• [Challenge]: Where the string "bien" occurs in the material below, report the whole line.

(Saved entries)

============================================================

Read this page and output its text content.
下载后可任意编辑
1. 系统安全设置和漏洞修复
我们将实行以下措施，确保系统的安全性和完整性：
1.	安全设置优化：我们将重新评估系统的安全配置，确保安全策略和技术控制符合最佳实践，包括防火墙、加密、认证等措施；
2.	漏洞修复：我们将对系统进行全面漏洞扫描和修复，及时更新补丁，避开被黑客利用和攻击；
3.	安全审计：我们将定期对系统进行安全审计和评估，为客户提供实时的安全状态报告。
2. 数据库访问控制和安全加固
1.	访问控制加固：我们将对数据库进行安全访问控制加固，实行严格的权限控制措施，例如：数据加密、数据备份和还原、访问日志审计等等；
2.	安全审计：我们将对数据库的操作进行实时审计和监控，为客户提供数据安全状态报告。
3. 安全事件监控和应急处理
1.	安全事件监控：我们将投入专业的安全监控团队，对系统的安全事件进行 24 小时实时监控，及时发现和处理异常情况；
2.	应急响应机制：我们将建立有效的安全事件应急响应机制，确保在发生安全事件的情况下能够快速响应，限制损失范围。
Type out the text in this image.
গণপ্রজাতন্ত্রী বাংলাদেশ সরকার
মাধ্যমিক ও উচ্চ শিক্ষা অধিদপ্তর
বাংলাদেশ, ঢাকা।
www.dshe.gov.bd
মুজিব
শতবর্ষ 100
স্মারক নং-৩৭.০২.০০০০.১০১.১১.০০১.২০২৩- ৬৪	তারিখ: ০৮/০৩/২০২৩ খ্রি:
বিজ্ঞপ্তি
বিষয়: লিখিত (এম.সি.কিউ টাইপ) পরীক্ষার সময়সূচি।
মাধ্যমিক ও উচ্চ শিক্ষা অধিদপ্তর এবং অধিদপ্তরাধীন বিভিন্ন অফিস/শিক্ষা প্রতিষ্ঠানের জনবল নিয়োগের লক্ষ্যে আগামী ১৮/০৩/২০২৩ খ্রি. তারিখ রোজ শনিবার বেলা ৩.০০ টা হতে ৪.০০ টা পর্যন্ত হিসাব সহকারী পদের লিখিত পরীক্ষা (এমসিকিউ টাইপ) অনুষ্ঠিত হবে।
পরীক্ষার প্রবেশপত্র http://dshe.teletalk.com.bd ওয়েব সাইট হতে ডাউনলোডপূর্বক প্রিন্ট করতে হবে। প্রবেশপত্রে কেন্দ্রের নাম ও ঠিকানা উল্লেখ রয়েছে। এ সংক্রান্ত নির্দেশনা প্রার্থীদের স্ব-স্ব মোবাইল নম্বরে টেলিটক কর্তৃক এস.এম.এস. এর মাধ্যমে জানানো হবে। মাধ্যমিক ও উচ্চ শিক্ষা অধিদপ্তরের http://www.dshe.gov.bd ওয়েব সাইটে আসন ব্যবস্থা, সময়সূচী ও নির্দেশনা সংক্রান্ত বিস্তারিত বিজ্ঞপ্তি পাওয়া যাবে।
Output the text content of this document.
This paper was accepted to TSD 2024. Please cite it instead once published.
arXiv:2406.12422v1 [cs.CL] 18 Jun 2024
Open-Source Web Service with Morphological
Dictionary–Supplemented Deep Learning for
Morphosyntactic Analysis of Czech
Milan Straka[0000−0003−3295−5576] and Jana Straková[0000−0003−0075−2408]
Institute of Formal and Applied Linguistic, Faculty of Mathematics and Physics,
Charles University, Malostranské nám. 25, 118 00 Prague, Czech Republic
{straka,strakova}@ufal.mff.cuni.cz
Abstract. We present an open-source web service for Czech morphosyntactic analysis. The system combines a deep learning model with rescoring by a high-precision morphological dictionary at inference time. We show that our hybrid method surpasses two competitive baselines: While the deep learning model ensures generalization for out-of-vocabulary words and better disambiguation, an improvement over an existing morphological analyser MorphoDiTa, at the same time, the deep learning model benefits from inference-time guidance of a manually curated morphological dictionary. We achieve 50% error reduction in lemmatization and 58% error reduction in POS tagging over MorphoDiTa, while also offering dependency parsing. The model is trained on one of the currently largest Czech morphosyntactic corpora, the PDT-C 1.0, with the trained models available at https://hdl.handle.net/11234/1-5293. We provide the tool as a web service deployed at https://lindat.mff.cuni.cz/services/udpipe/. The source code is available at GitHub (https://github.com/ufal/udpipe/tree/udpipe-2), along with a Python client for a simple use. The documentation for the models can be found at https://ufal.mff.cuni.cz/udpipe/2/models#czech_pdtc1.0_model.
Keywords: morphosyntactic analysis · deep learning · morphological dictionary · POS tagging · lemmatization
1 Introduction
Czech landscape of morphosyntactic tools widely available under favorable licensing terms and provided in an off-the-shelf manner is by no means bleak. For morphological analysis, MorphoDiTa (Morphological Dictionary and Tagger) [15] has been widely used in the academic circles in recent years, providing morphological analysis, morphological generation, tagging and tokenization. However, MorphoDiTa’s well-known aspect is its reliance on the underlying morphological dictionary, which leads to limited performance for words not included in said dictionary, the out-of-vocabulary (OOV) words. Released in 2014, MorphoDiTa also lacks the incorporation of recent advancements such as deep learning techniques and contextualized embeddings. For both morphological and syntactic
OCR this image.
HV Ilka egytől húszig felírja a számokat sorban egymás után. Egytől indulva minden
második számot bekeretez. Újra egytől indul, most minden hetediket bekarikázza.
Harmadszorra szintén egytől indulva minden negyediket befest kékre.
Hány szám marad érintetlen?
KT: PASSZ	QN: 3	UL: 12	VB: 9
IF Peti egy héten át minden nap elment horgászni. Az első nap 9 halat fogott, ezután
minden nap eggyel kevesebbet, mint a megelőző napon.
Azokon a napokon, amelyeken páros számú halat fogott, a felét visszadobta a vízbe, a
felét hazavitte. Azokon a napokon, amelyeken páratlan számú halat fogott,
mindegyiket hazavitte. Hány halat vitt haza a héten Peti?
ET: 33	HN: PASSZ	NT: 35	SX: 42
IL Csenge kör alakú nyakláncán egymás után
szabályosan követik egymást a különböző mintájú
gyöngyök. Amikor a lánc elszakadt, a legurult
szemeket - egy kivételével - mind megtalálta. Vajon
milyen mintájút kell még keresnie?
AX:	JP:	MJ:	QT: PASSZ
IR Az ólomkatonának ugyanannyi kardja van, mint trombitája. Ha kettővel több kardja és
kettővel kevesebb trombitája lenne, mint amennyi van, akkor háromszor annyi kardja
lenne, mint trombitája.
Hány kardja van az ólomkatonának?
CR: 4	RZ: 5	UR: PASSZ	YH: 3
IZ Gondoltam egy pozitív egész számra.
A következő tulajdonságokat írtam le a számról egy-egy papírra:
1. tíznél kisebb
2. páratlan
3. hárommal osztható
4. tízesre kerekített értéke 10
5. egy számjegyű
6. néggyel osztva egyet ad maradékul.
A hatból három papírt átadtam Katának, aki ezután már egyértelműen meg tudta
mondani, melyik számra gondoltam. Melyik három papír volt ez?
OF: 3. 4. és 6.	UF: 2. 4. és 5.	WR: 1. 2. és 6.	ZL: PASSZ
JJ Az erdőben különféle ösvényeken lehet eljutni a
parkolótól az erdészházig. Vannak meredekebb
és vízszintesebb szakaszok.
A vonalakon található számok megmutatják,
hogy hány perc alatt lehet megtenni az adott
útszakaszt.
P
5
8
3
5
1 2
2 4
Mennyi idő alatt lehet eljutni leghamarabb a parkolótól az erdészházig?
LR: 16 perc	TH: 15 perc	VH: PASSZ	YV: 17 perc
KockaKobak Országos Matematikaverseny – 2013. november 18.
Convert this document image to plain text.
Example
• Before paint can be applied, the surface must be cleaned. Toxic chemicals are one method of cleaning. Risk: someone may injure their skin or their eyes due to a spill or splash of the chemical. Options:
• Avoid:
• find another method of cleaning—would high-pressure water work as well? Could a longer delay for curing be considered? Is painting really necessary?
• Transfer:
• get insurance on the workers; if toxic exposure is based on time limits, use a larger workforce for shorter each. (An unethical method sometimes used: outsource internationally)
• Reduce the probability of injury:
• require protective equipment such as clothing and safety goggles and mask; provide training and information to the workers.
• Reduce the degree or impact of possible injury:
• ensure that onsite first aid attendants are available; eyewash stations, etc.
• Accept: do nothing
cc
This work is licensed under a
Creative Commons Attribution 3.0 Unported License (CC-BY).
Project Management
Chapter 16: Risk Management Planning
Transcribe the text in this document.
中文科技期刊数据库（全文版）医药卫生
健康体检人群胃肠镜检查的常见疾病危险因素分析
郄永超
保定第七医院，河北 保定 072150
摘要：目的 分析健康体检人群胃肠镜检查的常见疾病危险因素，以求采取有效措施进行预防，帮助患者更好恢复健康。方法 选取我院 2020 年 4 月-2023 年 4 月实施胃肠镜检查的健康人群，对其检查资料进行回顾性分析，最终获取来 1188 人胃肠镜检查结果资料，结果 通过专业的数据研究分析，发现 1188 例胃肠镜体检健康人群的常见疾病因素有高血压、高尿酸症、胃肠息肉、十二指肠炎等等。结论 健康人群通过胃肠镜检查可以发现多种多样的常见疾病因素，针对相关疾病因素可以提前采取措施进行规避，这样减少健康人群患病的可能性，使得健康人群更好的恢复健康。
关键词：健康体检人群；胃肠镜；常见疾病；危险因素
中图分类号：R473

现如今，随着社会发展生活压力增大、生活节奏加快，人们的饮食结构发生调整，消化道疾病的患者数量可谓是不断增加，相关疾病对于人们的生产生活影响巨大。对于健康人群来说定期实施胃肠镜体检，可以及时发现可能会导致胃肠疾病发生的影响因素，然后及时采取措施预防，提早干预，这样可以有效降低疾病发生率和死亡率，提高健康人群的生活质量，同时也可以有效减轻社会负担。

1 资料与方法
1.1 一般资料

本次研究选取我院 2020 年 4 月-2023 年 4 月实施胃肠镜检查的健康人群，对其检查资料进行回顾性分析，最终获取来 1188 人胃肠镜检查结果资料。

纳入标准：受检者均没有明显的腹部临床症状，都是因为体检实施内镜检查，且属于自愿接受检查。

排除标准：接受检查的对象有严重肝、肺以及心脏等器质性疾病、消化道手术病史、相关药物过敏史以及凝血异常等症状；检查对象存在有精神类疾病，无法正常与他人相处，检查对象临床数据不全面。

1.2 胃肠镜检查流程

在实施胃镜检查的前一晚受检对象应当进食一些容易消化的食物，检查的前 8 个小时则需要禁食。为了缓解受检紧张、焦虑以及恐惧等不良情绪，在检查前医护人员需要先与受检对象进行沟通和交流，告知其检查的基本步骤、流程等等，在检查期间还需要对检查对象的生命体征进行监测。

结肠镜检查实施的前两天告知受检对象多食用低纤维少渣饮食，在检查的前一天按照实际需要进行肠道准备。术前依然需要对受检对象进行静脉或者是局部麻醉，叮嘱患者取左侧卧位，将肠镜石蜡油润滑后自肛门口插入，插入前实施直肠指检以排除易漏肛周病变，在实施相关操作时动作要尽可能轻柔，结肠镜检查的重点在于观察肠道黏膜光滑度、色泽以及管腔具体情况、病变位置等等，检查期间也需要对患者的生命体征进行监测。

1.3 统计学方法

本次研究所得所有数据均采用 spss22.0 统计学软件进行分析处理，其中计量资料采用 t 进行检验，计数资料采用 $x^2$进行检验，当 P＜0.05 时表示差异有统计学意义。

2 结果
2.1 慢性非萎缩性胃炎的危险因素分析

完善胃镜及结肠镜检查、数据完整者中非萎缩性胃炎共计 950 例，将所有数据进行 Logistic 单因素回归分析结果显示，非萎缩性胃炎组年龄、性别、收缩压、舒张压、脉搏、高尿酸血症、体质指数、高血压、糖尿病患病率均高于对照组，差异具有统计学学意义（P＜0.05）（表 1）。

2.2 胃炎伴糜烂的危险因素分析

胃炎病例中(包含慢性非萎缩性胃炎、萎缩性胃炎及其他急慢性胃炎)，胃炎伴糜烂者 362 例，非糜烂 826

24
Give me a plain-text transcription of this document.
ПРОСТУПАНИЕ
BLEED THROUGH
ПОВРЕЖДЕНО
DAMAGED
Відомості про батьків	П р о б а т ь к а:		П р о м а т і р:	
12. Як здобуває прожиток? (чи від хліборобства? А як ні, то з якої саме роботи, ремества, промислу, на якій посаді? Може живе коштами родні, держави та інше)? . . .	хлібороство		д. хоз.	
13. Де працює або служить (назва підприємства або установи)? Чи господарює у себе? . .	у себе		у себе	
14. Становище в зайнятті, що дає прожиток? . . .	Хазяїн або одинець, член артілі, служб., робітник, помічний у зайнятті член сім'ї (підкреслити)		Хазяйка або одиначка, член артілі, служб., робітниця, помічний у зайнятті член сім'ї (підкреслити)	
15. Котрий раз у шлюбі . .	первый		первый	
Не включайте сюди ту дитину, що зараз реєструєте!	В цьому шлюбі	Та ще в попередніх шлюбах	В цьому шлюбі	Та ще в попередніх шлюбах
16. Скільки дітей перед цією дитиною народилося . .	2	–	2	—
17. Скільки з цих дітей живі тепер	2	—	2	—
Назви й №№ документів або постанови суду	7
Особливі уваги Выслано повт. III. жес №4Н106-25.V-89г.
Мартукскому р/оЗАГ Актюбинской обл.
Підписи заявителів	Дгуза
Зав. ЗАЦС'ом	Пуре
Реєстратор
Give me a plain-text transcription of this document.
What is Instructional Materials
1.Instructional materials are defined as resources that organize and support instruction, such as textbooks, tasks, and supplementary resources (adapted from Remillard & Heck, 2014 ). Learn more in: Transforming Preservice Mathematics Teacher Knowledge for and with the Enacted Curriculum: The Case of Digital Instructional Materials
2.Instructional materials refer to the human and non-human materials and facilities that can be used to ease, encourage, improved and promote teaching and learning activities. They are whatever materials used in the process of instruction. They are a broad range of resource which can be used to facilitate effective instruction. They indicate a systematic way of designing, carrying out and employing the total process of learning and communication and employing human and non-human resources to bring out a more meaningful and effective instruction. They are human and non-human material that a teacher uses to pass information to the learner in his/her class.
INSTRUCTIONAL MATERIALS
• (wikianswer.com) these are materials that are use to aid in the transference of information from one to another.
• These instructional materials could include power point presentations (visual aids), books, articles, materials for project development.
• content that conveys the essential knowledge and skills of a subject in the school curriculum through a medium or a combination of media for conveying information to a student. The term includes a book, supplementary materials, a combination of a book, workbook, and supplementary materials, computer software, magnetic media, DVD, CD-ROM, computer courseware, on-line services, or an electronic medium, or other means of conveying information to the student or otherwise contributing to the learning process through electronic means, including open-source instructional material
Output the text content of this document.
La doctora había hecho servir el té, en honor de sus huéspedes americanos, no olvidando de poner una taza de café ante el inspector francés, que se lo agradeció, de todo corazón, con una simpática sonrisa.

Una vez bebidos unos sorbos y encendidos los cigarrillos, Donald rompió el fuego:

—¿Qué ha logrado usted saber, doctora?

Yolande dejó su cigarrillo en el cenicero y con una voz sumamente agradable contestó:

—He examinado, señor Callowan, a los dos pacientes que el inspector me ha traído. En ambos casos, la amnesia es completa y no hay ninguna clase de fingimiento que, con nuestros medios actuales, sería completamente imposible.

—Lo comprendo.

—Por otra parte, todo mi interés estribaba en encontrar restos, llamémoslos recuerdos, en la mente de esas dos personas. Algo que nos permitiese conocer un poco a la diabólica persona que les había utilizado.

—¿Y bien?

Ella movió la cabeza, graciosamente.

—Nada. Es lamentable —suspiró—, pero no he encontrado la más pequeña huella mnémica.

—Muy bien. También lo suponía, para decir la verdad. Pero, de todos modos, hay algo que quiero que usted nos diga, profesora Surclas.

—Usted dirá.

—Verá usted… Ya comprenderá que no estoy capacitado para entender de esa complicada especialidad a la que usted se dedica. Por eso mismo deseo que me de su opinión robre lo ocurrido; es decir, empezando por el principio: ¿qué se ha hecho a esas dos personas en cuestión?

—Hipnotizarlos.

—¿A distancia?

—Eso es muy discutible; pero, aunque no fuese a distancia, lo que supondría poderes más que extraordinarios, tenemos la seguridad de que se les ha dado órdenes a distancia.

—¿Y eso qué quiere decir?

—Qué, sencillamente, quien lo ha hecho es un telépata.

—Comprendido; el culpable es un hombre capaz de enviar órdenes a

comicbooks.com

============================================================

• [Full solution]:
—¿Y bien?
—Muy bien. También lo suponía, para decir la verdad. Pero, de todos modos, hay algo que quiero que usted nos diga, profesora Surclas.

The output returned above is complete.